Dataset items

***

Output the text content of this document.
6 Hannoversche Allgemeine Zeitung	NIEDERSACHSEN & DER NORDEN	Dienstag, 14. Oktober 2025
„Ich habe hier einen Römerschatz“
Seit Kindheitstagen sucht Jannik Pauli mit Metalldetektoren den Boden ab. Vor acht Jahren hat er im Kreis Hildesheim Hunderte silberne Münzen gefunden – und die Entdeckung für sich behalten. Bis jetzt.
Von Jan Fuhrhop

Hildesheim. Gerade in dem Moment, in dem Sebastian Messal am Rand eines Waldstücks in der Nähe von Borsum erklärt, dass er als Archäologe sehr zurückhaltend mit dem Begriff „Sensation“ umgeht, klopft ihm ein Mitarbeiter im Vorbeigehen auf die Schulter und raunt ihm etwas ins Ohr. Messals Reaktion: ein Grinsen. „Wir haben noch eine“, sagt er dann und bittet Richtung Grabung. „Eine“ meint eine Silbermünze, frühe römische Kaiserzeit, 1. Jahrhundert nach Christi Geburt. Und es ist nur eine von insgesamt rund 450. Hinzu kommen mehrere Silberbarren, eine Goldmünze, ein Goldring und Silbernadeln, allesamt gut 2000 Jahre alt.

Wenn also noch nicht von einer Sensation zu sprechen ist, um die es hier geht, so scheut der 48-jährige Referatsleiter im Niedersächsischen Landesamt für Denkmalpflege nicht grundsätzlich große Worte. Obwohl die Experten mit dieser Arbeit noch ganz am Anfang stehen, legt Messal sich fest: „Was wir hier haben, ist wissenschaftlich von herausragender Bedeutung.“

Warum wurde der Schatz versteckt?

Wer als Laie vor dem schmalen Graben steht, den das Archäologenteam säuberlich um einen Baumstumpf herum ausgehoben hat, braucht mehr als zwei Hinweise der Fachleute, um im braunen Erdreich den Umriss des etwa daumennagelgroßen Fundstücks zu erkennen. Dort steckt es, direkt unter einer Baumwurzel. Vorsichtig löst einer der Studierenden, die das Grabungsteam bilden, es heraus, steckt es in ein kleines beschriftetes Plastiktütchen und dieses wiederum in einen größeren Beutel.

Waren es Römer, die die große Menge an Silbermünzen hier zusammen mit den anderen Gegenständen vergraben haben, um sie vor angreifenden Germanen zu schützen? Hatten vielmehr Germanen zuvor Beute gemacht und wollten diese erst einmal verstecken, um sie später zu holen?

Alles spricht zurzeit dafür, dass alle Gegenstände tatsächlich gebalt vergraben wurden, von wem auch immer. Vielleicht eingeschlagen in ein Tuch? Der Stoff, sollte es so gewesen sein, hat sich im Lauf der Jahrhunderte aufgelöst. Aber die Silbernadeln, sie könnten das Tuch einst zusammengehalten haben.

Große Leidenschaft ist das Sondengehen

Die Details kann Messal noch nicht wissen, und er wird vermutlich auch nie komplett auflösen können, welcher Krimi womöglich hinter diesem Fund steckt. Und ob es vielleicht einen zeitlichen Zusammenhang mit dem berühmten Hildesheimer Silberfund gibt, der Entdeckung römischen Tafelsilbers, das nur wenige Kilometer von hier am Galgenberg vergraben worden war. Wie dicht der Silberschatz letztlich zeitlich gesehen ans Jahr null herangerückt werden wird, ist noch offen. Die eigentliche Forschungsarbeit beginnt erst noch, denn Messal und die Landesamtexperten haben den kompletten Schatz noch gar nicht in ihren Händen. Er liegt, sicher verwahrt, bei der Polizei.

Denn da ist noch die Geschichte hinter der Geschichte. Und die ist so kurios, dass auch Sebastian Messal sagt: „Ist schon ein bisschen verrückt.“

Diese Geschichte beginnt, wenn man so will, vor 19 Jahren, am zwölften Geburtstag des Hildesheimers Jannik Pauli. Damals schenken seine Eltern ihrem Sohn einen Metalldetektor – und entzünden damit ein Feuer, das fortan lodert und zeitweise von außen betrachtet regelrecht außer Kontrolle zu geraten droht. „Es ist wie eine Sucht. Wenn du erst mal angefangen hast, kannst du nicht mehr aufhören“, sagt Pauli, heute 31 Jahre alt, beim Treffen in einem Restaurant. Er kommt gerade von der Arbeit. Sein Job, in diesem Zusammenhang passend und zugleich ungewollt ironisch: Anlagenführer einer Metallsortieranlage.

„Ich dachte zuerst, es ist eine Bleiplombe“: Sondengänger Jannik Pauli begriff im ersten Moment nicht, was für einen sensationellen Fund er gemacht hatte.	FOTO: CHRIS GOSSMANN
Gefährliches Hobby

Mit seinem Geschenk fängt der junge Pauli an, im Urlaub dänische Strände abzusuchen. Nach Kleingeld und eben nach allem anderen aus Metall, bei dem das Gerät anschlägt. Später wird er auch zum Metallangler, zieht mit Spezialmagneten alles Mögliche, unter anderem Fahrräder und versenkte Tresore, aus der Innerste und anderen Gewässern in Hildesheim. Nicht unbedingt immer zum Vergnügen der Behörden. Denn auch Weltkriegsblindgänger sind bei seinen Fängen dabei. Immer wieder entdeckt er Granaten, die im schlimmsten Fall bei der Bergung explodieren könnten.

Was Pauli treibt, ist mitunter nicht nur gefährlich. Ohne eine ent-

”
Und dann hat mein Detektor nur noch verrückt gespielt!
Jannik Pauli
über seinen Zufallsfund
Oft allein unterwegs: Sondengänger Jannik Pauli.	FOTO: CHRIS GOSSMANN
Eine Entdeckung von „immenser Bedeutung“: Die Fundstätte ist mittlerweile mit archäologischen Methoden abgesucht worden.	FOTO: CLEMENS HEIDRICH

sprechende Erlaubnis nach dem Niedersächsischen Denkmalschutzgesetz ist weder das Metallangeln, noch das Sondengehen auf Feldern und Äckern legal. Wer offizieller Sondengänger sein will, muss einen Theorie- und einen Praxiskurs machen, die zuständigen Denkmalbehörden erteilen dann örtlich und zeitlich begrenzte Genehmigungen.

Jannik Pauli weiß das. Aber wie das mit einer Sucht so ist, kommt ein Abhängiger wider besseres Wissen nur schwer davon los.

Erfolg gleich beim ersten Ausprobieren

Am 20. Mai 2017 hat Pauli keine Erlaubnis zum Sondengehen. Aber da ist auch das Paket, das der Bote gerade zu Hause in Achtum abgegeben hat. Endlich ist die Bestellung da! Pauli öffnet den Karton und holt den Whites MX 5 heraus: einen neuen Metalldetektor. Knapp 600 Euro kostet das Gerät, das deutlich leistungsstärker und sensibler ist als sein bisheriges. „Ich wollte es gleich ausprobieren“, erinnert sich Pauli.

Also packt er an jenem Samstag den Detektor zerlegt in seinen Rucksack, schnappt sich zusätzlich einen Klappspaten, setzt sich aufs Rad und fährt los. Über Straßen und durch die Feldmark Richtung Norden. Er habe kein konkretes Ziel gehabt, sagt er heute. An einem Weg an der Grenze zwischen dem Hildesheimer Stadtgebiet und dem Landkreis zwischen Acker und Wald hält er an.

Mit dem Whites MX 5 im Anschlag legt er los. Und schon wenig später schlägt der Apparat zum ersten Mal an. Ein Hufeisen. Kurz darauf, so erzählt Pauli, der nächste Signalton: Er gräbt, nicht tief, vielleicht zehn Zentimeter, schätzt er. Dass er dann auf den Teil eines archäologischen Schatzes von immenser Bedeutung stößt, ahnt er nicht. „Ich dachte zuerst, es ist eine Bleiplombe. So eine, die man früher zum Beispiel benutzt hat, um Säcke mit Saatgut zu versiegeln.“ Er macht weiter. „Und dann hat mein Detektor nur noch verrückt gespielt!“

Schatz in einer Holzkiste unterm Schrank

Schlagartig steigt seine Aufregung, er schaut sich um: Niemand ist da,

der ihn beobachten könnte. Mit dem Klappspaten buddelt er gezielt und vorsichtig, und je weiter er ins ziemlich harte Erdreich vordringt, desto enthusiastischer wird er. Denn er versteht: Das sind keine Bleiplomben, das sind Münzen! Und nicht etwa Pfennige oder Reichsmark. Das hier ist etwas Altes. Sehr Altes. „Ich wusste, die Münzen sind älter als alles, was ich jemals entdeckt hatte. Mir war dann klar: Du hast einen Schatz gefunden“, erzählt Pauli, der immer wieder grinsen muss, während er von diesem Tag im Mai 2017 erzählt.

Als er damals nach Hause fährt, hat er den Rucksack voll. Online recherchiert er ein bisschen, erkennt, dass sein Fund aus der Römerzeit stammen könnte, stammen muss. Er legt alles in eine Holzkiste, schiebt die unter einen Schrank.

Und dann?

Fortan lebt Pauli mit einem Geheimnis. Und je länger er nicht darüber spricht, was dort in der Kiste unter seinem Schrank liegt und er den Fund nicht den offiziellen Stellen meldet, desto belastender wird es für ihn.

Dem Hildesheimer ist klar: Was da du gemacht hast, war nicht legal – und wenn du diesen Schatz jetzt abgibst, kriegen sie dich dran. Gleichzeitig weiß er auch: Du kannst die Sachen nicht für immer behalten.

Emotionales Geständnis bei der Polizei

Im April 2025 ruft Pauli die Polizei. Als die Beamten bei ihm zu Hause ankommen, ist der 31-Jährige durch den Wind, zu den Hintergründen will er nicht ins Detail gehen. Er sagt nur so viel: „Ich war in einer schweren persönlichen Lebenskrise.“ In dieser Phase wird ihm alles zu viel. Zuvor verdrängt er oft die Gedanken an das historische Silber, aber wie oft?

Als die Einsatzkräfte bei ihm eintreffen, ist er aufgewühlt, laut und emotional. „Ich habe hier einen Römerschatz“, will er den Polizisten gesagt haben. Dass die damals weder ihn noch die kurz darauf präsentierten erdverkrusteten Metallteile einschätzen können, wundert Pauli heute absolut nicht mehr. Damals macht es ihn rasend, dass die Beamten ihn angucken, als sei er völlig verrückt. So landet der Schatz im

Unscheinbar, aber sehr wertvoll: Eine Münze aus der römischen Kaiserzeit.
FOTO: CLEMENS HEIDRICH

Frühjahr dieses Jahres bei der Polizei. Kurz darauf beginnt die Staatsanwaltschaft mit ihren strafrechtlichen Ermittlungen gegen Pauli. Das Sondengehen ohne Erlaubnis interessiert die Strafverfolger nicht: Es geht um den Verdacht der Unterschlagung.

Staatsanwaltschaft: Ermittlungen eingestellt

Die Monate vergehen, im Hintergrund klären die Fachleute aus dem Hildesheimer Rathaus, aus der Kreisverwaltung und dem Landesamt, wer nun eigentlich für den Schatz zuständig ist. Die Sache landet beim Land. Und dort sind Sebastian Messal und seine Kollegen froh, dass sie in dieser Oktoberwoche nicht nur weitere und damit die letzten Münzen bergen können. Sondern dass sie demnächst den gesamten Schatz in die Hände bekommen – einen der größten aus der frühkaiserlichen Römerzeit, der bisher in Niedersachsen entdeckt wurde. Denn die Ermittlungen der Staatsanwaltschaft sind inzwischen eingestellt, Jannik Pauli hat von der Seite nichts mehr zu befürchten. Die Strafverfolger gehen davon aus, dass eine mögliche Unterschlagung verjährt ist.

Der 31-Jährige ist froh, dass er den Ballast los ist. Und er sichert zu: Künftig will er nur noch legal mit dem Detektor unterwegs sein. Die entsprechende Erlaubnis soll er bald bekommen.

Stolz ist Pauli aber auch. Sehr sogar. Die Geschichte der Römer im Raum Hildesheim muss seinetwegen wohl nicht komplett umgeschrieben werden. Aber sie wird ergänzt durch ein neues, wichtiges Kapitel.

***

_Written task_: Locate the lines above that hold the word "jetzt". Show every one of them.

_Expected output_:
Seit Kindheitstagen sucht Jannik Pauli mit Metalldetektoren den Boden ab. Vor acht Jahren hat er im Kreis Hildesheim Hunderte silberne Münzen gefunden – und die Entdeckung für sich behalten. Bis jetzt.
Dem Hildesheimer ist klar: Was da du gemacht hast, war nicht legal – und wenn du diesen Schatz jetzt abgibst, kriegen sie dich dran. Gleichzeitig weiß er auch: Du kannst die Sachen nicht für immer behalten.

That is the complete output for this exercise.